My design journey has taken a slightly unusual path. I started out studying product design, where much of our work focused on physical objects, thinking about materials, ergonomics, and how something behaves once it leaves the studio and enters the real world.


But when I entered the industry, my work gradually shifted into UX/UI design. Over time, my practice became centred around digital products: designing interfaces, prototyping flows, and iterating quickly based on feedback.


Digital design operates in a relatively controlled space. Screens are predictable and interactions are contained. When something doesn’t work, you can adjust it and release an update quickly. Physical products, on the other hand, are less straightforward. This project brought me back to that kind of design challenge.


Through the Inclusive Inquiry project between 55 Minutes and Salvage Garden, our team explored mobility challenges faced by wheelchair users and their caregivers during rainy conditions in Singapore. While rain is frequent and often sudden here, solutions that adequately protect wheelchair users remain surprisingly limited.


At first, the challenge seemed straightforward: How might we design a rain protection system that is accessible and adaptable for everyday wheelchair use?


But once we began speaking with caregivers and observing real journeys, the problem revealed layers we hadn’t anticipated. Rain wasn’t just about staying dry, it also intersected with visibility, safety, navigation, and the physical effort already required to move through public spaces.


At 55 Minutes, we believe strongly in involving users in the design process because they are the experts of their own problems. In this project, that meant moving beyond interviews and feedback sessions to involve caregivers in prototyping.

• **Element box annotations**
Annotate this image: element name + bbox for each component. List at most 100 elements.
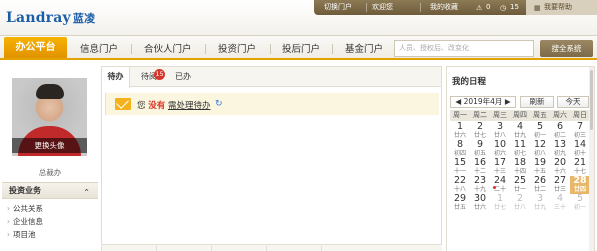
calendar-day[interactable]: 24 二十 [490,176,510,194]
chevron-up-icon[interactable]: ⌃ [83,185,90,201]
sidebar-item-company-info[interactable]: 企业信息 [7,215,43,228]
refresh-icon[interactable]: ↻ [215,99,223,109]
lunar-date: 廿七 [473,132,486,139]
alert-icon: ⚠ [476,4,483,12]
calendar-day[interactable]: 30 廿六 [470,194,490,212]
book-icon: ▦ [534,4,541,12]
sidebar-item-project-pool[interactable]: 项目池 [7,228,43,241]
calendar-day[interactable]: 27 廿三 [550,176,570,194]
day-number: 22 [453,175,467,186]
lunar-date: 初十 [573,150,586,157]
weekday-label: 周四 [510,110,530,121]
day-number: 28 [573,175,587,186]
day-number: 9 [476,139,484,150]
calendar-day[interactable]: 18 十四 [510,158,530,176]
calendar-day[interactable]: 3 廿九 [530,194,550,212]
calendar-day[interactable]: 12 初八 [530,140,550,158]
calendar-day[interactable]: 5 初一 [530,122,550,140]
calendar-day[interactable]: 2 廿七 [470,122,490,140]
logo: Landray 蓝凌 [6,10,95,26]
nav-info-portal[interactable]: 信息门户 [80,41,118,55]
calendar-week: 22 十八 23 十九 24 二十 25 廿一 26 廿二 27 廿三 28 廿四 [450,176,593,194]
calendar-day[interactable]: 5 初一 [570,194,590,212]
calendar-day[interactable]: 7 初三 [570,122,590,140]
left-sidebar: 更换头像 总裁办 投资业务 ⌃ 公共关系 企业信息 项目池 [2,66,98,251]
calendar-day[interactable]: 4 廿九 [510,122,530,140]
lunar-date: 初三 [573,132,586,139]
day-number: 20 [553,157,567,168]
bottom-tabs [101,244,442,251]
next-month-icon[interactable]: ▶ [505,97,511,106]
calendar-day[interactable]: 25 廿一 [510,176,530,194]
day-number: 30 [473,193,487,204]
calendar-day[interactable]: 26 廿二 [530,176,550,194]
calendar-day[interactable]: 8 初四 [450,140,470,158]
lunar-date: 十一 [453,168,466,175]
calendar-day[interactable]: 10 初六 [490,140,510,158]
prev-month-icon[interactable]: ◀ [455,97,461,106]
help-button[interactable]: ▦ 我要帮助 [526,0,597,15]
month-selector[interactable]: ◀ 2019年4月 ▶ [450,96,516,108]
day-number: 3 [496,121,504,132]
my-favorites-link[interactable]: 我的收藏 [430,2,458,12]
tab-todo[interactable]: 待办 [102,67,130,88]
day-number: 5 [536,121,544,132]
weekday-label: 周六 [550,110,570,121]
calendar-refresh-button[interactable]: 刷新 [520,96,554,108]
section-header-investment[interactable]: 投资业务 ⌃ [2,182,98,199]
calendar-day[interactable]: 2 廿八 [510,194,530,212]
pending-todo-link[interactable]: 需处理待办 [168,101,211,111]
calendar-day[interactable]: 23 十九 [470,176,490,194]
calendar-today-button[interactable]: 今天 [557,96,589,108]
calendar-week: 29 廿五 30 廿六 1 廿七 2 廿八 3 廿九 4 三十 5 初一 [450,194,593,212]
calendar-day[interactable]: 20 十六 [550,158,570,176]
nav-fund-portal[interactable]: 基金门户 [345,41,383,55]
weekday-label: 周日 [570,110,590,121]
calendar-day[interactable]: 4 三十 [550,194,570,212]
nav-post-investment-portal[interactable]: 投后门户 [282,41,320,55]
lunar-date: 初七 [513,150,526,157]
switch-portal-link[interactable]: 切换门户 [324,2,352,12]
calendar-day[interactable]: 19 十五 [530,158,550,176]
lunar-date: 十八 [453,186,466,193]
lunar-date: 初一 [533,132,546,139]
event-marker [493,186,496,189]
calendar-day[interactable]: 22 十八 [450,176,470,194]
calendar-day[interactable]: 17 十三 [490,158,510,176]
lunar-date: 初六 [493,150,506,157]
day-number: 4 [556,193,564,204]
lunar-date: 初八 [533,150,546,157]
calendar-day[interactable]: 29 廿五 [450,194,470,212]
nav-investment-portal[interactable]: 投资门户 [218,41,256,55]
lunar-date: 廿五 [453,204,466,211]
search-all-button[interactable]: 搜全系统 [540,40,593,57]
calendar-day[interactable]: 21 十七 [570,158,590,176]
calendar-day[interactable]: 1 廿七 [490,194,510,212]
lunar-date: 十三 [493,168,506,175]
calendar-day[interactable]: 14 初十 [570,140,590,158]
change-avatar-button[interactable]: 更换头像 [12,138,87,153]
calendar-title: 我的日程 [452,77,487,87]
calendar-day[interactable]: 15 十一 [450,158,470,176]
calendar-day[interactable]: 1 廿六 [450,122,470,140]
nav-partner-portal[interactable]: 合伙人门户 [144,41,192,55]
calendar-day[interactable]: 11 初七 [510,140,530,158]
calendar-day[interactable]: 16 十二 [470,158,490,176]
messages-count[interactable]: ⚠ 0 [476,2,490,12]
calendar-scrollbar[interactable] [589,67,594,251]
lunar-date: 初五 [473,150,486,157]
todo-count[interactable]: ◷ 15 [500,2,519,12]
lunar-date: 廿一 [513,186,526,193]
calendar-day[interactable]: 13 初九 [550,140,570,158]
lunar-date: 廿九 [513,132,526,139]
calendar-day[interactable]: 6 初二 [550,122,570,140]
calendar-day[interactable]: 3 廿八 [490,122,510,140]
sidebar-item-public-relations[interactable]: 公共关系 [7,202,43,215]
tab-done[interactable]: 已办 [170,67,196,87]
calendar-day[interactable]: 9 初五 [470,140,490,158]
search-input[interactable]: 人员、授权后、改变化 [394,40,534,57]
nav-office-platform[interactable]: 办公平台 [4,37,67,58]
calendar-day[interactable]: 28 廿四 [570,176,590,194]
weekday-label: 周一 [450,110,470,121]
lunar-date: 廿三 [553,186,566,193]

• **Exercise instructions**
(A) According to the rain-protection design text above, what did rain intersect with besides staying dry? List each one.
(B) Continue the rain-protection design text above, beginning right after its final sentence.

• **Outputs**
(A)
- visibility
- safety
- navigation
- the physical effort already required to move through public spaces

(B)
Over time, my role shifted. Instead of trying to design the solution myself, the more important task became engaging users into the process. Caregivers and wheelchair users weren’t just research participants, they became our co-designers, shaping ideas and helping us understand what would actually work in real life.


Looking back, the project taught me far more about accessibility and co-creation than I expected. Here are some reflections from that experience.

A prototyping session with the participants


Reflections from Co-Designing for Accessibility

  1. Context is everything in accessibility design

Accessibility problems are rarely isolated problems


At the start of the project, the challenge seemed straightforward: rain protection. But once we began speaking with caregivers and observing real journeys, it became clear that rain was only one layer of the issue. Navigating public spaces already requires constant effort which includes managing slopes, uneven pavements, crowded walkways, and the physical strain of pushing a wheelchair. Rain simply amplified these already existing challenges.


Co-designing with caregivers helped us see that accessibility problems are rarely isolated. A solution that only addresses one factor, such as rain coverage, can unintentionally create new problems in visibility, mobility, or safety. Designing for accessibility therefore means understanding the entire context of use, not just the immediate problem.

There is no “average user” in accessibility


Working with wheelchair users challenges the idea of designing for an “average” person. Wheelchairs differ in size, structure, and configuration. Users have different postures, mobility needs, and comfort thresholds. Caregivers themselves vary in height, strength, and experience. A solution that works well for one setup can fail completely for another.


Co-designing with different participants made this diversity very visible. Instead of aiming for a perfect one-size-fits-all solution, the more realistic goal became designing for safety, adaptability, coverage and ease of use, as these were the top common pain-points for all of them even though different participants had different needs.

Accessibility reveals hidden complexity in everyday environments


Before this project, rain felt like a relatively simple inconvenience. But through field observations and conversations with caregivers, it became clear how many other environmental factors influence mobility. Slopes, narrow walkways, uneven pavements, crowded spaces, and limited visibility during bad weather. What seems like a small obstacle can quickly escalate when multiple constraints overlap.


Accessibility design often reveals these hidden layers. By working closely with users, we begin to see the everyday environment through a different lens.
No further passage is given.